[EXERCISE] Do any lines in the data below contain "各地制定本地区管理细则"? If so, copy every one of them.

Stored records
----
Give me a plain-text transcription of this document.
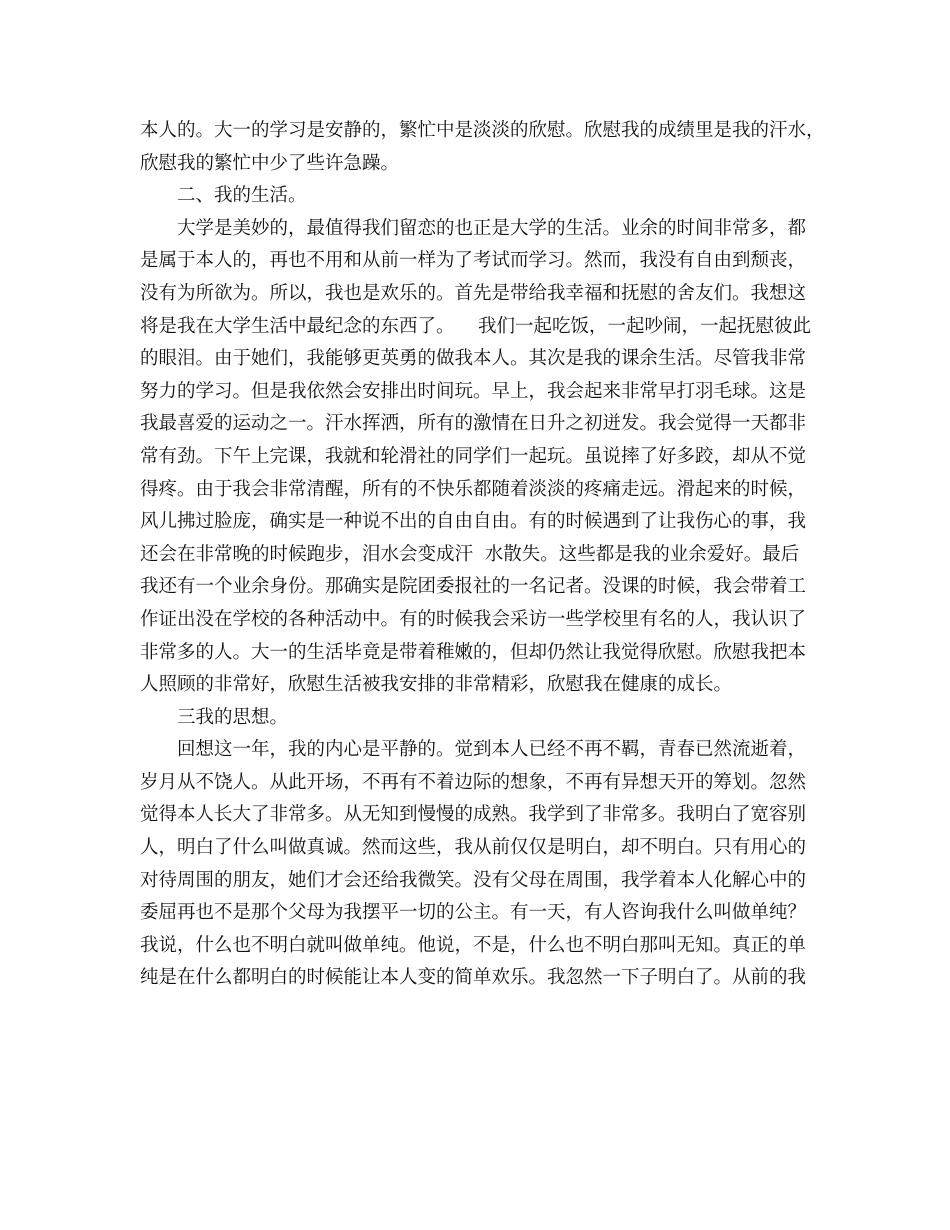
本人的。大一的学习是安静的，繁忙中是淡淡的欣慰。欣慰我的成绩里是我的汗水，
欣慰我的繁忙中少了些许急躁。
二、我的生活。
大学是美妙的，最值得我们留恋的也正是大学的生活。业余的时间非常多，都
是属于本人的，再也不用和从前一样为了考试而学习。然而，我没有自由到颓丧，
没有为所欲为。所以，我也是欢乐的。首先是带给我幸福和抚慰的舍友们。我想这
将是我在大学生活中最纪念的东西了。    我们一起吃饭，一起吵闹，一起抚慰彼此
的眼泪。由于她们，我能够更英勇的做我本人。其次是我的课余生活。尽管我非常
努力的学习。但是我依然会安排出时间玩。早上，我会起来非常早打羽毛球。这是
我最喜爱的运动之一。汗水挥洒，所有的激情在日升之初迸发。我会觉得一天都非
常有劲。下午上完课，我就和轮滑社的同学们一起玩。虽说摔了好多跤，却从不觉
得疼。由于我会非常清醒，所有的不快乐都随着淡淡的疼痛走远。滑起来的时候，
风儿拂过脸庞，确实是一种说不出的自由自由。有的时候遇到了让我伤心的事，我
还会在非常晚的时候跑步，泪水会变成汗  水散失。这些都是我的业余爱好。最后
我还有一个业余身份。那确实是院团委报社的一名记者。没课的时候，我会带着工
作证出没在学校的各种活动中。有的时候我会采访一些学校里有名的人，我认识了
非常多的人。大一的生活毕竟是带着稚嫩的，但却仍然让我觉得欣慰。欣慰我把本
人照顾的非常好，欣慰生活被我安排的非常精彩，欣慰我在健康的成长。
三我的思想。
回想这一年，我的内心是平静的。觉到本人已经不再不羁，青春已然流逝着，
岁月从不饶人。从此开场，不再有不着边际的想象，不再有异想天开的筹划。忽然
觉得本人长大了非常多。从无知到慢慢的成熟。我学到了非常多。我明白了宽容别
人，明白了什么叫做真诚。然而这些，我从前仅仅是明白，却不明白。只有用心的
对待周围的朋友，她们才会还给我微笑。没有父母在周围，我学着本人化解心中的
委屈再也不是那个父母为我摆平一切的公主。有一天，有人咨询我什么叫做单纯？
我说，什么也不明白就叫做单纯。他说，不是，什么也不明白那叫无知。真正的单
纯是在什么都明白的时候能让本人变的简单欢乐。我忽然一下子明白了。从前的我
----
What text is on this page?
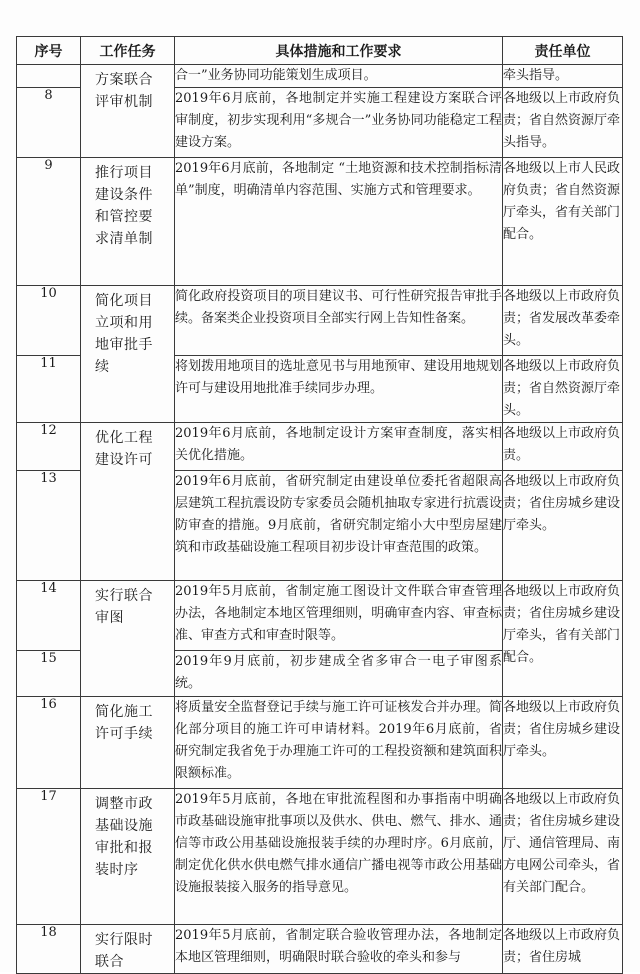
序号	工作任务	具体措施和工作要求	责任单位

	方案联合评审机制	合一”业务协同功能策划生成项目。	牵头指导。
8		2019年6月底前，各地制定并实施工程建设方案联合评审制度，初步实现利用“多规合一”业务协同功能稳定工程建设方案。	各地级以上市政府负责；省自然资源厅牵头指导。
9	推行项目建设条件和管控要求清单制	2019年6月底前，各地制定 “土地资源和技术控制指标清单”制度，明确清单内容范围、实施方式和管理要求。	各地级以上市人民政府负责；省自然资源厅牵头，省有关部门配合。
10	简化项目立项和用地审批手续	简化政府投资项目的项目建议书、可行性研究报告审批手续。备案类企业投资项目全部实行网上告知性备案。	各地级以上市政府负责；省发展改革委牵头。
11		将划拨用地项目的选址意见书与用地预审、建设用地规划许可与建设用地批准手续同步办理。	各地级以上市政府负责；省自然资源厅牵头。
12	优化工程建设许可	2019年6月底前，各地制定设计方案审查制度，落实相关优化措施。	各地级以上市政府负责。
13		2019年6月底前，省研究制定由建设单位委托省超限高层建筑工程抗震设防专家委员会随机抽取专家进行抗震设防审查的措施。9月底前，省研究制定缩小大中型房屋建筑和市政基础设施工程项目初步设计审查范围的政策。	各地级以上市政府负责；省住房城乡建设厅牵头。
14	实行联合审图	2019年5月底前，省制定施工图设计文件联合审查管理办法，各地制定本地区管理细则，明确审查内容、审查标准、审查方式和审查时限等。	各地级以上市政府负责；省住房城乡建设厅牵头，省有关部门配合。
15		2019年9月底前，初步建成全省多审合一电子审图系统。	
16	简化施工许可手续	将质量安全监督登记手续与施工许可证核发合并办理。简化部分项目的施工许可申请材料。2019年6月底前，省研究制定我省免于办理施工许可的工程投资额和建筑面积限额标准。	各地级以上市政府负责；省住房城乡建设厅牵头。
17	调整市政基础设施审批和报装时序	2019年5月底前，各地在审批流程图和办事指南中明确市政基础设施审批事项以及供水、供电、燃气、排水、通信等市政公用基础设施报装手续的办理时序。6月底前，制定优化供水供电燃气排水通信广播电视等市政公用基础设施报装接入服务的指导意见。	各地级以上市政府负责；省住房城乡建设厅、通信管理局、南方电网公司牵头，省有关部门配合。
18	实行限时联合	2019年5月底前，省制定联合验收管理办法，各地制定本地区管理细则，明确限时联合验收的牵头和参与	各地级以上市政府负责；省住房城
----
[RESULT FOR THIS EXERCISE]
14	实行联合审图	2019年5月底前，省制定施工图设计文件联合审查管理办法，各地制定本地区管理细则，明确审查内容、审查标准、审查方式和审查时限等。	各地级以上市政府负责；省住房城乡建设厅牵头，省有关部门配合。
18	实行限时联合	2019年5月底前，省制定联合验收管理办法，各地制定本地区管理细则，明确限时联合验收的牵头和参与	各地级以上市政府负责；省住房城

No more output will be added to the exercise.